Dataset items:
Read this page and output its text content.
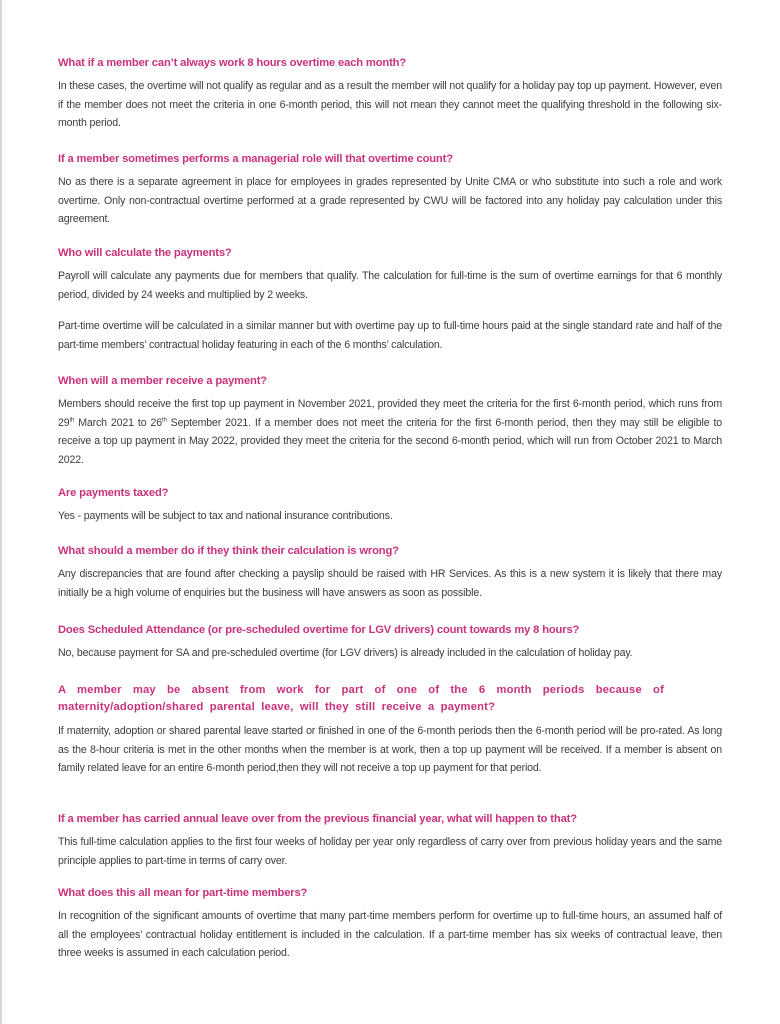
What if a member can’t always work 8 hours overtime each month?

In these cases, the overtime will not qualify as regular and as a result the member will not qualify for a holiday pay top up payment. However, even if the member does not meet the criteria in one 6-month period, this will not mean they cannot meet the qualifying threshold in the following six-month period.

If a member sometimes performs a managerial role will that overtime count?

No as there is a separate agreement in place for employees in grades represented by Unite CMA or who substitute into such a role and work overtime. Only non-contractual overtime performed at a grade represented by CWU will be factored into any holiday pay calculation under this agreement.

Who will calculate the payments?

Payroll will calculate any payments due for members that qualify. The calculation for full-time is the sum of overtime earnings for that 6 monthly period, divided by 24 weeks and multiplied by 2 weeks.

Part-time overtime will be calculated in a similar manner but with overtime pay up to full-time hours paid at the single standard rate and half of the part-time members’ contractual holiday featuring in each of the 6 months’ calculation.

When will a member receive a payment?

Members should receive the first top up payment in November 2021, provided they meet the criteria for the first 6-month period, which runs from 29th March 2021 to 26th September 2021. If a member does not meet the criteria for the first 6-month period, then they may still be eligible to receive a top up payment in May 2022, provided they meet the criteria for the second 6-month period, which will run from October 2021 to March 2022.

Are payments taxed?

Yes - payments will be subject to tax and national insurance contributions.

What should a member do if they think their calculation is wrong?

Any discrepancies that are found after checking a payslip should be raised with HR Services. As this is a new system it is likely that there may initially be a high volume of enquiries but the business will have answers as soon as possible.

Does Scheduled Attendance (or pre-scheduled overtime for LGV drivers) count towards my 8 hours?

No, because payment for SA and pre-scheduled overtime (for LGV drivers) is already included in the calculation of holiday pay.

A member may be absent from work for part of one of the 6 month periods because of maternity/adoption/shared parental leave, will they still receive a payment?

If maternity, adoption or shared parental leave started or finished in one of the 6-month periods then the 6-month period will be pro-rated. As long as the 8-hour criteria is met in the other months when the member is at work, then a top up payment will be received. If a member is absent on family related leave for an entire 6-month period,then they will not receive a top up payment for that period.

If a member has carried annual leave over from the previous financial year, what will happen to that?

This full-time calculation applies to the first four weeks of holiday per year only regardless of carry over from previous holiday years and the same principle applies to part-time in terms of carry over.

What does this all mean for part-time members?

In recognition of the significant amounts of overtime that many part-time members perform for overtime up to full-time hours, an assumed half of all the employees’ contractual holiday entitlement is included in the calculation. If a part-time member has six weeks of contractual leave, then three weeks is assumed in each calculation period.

* * *

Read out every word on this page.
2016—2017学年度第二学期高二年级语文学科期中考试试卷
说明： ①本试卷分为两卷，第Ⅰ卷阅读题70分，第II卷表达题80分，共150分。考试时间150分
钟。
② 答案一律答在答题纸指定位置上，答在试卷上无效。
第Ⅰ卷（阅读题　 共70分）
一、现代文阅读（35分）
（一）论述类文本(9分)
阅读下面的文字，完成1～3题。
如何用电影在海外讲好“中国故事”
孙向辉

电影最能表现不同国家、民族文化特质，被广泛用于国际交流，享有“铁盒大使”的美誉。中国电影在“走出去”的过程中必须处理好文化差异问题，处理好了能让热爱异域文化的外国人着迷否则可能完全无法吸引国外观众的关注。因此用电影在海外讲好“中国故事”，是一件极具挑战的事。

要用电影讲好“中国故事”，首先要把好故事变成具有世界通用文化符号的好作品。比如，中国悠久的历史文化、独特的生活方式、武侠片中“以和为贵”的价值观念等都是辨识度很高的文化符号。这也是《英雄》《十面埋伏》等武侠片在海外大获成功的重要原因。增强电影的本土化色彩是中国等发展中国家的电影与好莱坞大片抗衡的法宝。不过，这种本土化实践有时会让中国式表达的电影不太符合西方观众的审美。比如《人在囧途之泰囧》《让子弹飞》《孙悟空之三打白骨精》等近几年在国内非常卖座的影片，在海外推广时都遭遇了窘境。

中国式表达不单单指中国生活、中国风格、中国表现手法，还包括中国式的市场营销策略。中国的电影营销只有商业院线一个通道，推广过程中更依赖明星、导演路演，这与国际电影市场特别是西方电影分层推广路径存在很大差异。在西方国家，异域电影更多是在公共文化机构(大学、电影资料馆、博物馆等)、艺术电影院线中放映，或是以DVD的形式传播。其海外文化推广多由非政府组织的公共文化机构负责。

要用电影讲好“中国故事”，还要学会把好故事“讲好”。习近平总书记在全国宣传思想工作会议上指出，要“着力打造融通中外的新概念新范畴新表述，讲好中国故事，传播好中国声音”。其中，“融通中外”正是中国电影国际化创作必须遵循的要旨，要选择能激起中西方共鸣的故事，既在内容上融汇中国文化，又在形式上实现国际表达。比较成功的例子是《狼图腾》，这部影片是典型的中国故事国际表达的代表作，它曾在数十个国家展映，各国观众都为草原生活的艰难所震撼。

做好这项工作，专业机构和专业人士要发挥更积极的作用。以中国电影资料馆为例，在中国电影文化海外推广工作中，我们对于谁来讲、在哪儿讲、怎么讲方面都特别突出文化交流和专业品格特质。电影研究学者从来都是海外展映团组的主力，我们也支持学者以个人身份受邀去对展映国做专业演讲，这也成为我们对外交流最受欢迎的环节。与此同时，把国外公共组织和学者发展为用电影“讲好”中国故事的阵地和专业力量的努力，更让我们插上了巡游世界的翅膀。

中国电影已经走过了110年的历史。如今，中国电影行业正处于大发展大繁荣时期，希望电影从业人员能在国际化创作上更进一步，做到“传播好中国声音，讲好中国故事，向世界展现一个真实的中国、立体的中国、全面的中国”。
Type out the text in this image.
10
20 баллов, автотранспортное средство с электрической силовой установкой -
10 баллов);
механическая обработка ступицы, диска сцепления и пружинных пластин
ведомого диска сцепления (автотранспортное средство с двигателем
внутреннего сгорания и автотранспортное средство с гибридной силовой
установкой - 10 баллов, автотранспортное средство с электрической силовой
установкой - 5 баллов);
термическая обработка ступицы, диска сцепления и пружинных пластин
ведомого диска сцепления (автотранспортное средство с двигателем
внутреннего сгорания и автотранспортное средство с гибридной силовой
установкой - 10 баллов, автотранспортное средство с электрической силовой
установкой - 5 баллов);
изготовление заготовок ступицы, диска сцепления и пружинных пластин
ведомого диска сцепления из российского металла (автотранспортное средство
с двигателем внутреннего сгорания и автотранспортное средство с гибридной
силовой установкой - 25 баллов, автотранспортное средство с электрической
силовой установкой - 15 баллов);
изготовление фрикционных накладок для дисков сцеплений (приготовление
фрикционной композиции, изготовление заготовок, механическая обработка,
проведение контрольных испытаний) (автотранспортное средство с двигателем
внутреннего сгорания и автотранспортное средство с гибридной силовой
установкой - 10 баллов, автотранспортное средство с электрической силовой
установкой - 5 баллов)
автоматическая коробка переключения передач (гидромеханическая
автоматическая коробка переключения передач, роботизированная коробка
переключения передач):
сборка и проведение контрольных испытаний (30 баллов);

Problem to solve:
Only a number is wanted: how many lines contain "контрольных"?

Solution to this exercise:
2